Task requirements
Below you will find a set of lines. Repeat them all exactly.

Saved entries
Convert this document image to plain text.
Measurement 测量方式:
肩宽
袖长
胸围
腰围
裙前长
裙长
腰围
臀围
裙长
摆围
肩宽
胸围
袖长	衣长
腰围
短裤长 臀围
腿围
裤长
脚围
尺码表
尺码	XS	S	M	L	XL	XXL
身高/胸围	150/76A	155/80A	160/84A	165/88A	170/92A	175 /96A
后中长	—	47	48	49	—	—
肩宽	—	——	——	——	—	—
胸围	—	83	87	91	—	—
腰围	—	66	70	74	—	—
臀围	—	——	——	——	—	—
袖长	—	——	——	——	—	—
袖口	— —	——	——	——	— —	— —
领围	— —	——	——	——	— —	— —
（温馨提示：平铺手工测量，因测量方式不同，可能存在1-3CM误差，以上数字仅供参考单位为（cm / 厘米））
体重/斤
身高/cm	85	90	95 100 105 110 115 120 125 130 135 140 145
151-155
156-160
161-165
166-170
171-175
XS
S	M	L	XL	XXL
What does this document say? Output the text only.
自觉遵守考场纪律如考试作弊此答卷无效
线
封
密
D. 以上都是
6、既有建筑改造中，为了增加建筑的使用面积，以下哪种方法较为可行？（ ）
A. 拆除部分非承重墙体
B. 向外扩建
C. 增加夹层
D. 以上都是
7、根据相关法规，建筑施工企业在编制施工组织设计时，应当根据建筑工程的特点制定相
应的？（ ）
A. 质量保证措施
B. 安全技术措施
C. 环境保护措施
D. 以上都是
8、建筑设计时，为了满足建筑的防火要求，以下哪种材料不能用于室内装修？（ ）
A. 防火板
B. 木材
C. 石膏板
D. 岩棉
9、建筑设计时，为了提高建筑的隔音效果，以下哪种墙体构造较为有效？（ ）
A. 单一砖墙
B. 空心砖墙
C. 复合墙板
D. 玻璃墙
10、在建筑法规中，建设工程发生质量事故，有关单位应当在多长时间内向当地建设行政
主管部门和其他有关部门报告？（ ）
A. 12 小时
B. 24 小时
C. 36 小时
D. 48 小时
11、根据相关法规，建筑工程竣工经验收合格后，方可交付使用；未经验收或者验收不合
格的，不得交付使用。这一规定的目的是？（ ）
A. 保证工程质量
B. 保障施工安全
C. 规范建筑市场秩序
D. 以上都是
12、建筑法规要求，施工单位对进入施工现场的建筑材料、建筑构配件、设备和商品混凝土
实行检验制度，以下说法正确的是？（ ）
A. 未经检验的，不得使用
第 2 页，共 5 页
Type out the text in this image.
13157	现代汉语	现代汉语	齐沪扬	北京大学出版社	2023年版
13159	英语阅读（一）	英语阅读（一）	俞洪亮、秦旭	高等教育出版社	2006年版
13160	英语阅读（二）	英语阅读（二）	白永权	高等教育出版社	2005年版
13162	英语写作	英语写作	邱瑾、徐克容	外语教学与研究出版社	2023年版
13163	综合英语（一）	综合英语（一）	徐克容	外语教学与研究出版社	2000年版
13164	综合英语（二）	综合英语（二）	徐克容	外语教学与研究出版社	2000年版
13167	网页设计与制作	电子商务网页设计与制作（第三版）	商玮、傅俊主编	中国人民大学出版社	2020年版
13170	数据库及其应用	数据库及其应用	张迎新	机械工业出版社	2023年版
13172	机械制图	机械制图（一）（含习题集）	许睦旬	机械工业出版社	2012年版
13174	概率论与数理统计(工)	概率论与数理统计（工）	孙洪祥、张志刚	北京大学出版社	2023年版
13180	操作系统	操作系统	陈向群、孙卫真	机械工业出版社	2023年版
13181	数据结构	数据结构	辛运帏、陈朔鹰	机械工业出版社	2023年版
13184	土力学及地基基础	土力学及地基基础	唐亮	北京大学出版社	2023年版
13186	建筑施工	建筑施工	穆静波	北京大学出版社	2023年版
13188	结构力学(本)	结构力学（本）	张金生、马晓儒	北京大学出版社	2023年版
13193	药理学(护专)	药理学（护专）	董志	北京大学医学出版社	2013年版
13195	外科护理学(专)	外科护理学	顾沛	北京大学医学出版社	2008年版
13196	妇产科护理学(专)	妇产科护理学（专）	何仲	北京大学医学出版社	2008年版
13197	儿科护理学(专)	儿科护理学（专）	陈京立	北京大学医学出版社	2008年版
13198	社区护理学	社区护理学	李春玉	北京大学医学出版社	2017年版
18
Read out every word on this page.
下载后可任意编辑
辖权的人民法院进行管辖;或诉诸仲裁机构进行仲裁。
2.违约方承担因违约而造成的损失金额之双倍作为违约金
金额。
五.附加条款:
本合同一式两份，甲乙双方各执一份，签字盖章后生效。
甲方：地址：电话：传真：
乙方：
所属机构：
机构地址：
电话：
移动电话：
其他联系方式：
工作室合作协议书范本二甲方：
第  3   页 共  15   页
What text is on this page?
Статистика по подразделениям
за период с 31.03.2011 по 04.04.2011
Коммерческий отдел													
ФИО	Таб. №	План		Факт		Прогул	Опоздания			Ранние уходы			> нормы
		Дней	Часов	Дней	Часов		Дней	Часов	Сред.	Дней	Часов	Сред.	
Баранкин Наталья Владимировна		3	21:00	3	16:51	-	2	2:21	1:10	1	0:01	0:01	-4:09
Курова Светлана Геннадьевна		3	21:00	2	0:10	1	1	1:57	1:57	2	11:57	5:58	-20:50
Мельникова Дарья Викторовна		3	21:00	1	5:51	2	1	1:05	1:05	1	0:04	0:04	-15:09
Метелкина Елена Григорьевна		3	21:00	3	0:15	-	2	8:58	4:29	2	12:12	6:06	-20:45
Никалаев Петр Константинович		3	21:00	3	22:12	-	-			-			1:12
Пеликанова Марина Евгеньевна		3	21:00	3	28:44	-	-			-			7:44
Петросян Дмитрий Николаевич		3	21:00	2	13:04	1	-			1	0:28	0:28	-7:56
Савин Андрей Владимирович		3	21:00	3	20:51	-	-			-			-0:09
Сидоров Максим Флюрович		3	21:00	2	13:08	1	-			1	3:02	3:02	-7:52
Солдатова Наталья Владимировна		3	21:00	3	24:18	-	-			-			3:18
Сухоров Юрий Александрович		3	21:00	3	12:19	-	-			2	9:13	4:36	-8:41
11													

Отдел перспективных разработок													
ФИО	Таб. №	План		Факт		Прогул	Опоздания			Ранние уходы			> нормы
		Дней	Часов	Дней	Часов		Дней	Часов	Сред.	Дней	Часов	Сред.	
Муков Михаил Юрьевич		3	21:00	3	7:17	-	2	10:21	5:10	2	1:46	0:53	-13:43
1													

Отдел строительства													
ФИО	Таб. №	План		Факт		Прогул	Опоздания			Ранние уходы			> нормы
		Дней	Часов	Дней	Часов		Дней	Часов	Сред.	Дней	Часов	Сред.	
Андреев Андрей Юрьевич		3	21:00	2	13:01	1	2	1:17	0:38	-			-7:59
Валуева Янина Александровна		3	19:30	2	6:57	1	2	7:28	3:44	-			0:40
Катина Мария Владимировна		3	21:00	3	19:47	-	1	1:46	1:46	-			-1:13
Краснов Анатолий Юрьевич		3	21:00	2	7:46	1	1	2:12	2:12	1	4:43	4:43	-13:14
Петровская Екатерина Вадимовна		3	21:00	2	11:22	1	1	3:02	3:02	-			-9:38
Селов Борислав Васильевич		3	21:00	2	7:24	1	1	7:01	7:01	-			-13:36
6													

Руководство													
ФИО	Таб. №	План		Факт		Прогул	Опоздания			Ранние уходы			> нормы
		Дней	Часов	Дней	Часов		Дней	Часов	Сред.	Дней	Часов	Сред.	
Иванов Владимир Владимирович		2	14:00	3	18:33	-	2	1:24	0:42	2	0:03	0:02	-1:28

Task solution
Convert this document image to plain text.
Measurement 测量方式:
肩宽
袖长
胸围
腰围
裙前长
裙长
腰围
臀围
裙长
摆围
肩宽
胸围
袖长	衣长
腰围
短裤长 臀围
腿围
裤长
脚围
尺码表
尺码	XS	S	M	L	XL	XXL
身高/胸围	150/76A	155/80A	160/84A	165/88A	170/92A	175 /96A
后中长	—	47	48	49	—	—
肩宽	—	——	——	——	—	—
胸围	—	83	87	91	—	—
腰围	—	66	70	74	—	—
臀围	—	——	——	——	—	—
袖长	—	——	——	——	—	—
袖口	— —	——	——	——	— —	— —
领围	— —	——	——	——	— —	— —
（温馨提示：平铺手工测量，因测量方式不同，可能存在1-3CM误差，以上数字仅供参考单位为（cm / 厘米））
体重/斤
身高/cm	85	90	95 100 105 110 115 120 125 130 135 140 145
151-155
156-160
161-165
166-170
171-175
XS
S	M	L	XL	XXL
What does this document say? Output the text only.
自觉遵守考场纪律如考试作弊此答卷无效
线
封
密
D. 以上都是
6、既有建筑改造中，为了增加建筑的使用面积，以下哪种方法较为可行？（ ）
A. 拆除部分非承重墙体
B. 向外扩建
C. 增加夹层
D. 以上都是
7、根据相关法规，建筑施工企业在编制施工组织设计时，应当根据建筑工程的特点制定相
应的？（ ）
A. 质量保证措施
B. 安全技术措施
C. 环境保护措施
D. 以上都是
8、建筑设计时，为了满足建筑的防火要求，以下哪种材料不能用于室内装修？（ ）
A. 防火板
B. 木材
C. 石膏板
D. 岩棉
9、建筑设计时，为了提高建筑的隔音效果，以下哪种墙体构造较为有效？（ ）
A. 单一砖墙
B. 空心砖墙
C. 复合墙板
D. 玻璃墙
10、在建筑法规中，建设工程发生质量事故，有关单位应当在多长时间内向当地建设行政
主管部门和其他有关部门报告？（ ）
A. 12 小时
B. 24 小时
C. 36 小时
D. 48 小时
11、根据相关法规，建筑工程竣工经验收合格后，方可交付使用；未经验收或者验收不合
格的，不得交付使用。这一规定的目的是？（ ）
A. 保证工程质量
B. 保障施工安全
C. 规范建筑市场秩序
D. 以上都是
12、建筑法规要求，施工单位对进入施工现场的建筑材料、建筑构配件、设备和商品混凝土
实行检验制度，以下说法正确的是？（ ）
A. 未经检验的，不得使用
第 2 页，共 5 页
Type out the text in this image.
13157	现代汉语	现代汉语	齐沪扬	北京大学出版社	2023年版
13159	英语阅读（一）	英语阅读（一）	俞洪亮、秦旭	高等教育出版社	2006年版
13160	英语阅读（二）	英语阅读（二）	白永权	高等教育出版社	2005年版
13162	英语写作	英语写作	邱瑾、徐克容	外语教学与研究出版社	2023年版
13163	综合英语（一）	综合英语（一）	徐克容	外语教学与研究出版社	2000年版
13164	综合英语（二）	综合英语（二）	徐克容	外语教学与研究出版社	2000年版
13167	网页设计与制作	电子商务网页设计与制作（第三版）	商玮、傅俊主编	中国人民大学出版社	2020年版
13170	数据库及其应用	数据库及其应用	张迎新	机械工业出版社	2023年版
13172	机械制图	机械制图（一）（含习题集）	许睦旬	机械工业出版社	2012年版
13174	概率论与数理统计(工)	概率论与数理统计（工）	孙洪祥、张志刚	北京大学出版社	2023年版
13180	操作系统	操作系统	陈向群、孙卫真	机械工业出版社	2023年版
13181	数据结构	数据结构	辛运帏、陈朔鹰	机械工业出版社	2023年版
13184	土力学及地基基础	土力学及地基基础	唐亮	北京大学出版社	2023年版
13186	建筑施工	建筑施工	穆静波	北京大学出版社	2023年版
13188	结构力学(本)	结构力学（本）	张金生、马晓儒	北京大学出版社	2023年版
13193	药理学(护专)	药理学（护专）	董志	北京大学医学出版社	2013年版
13195	外科护理学(专)	外科护理学	顾沛	北京大学医学出版社	2008年版
13196	妇产科护理学(专)	妇产科护理学（专）	何仲	北京大学医学出版社	2008年版
13197	儿科护理学(专)	儿科护理学（专）	陈京立	北京大学医学出版社	2008年版
13198	社区护理学	社区护理学	李春玉	北京大学医学出版社	2017年版
18
Read out every word on this page.
下载后可任意编辑
辖权的人民法院进行管辖;或诉诸仲裁机构进行仲裁。
2.违约方承担因违约而造成的损失金额之双倍作为违约金
金额。
五.附加条款:
本合同一式两份，甲乙双方各执一份，签字盖章后生效。
甲方：地址：电话：传真：
乙方：
所属机构：
机构地址：
电话：
移动电话：
其他联系方式：
工作室合作协议书范本二甲方：
第  3   页 共  15   页
What text is on this page?
Статистика по подразделениям
за период с 31.03.2011 по 04.04.2011
Коммерческий отдел													
ФИО	Таб. №	План		Факт		Прогул	Опоздания			Ранние уходы			> нормы
		Дней	Часов	Дней	Часов		Дней	Часов	Сред.	Дней	Часов	Сред.	
Баранкин Наталья Владимировна		3	21:00	3	16:51	-	2	2:21	1:10	1	0:01	0:01	-4:09
Курова Светлана Геннадьевна		3	21:00	2	0:10	1	1	1:57	1:57	2	11:57	5:58	-20:50
Мельникова Дарья Викторовна		3	21:00	1	5:51	2	1	1:05	1:05	1	0:04	0:04	-15:09
Метелкина Елена Григорьевна		3	21:00	3	0:15	-	2	8:58	4:29	2	12:12	6:06	-20:45
Никалаев Петр Константинович		3	21:00	3	22:12	-	-			-			1:12
Пеликанова Марина Евгеньевна		3	21:00	3	28:44	-	-			-			7:44
Петросян Дмитрий Николаевич		3	21:00	2	13:04	1	-			1	0:28	0:28	-7:56
Савин Андрей Владимирович		3	21:00	3	20:51	-	-			-			-0:09
Сидоров Максим Флюрович		3	21:00	2	13:08	1	-			1	3:02	3:02	-7:52
Солдатова Наталья Владимировна		3	21:00	3	24:18	-	-			-			3:18
Сухоров Юрий Александрович		3	21:00	3	12:19	-	-			2	9:13	4:36	-8:41
11													

Отдел перспективных разработок													
ФИО	Таб. №	План		Факт		Прогул	Опоздания			Ранние уходы			> нормы
		Дней	Часов	Дней	Часов		Дней	Часов	Сред.	Дней	Часов	Сред.	
Муков Михаил Юрьевич		3	21:00	3	7:17	-	2	10:21	5:10	2	1:46	0:53	-13:43
1													

Отдел строительства													
ФИО	Таб. №	План		Факт		Прогул	Опоздания			Ранние уходы			> нормы
		Дней	Часов	Дней	Часов		Дней	Часов	Сред.	Дней	Часов	Сред.	
Андреев Андрей Юрьевич		3	21:00	2	13:01	1	2	1:17	0:38	-			-7:59
Валуева Янина Александровна		3	19:30	2	6:57	1	2	7:28	3:44	-			0:40
Катина Мария Владимировна		3	21:00	3	19:47	-	1	1:46	1:46	-			-1:13
Краснов Анатолий Юрьевич		3	21:00	2	7:46	1	1	2:12	2:12	1	4:43	4:43	-13:14
Петровская Екатерина Вадимовна		3	21:00	2	11:22	1	1	3:02	3:02	-			-9:38
Селов Борислав Васильевич		3	21:00	2	7:24	1	1	7:01	7:01	-			-13:36
6													

Руководство													
ФИО	Таб. №	План		Факт		Прогул	Опоздания			Ранние уходы			> нормы
		Дней	Часов	Дней	Часов		Дней	Часов	Сред.	Дней	Часов	Сред.	
Иванов Владимир Владимирович		2	14:00	3	18:33	-	2	1:24	0:42	2	0:03	0:02	-1:28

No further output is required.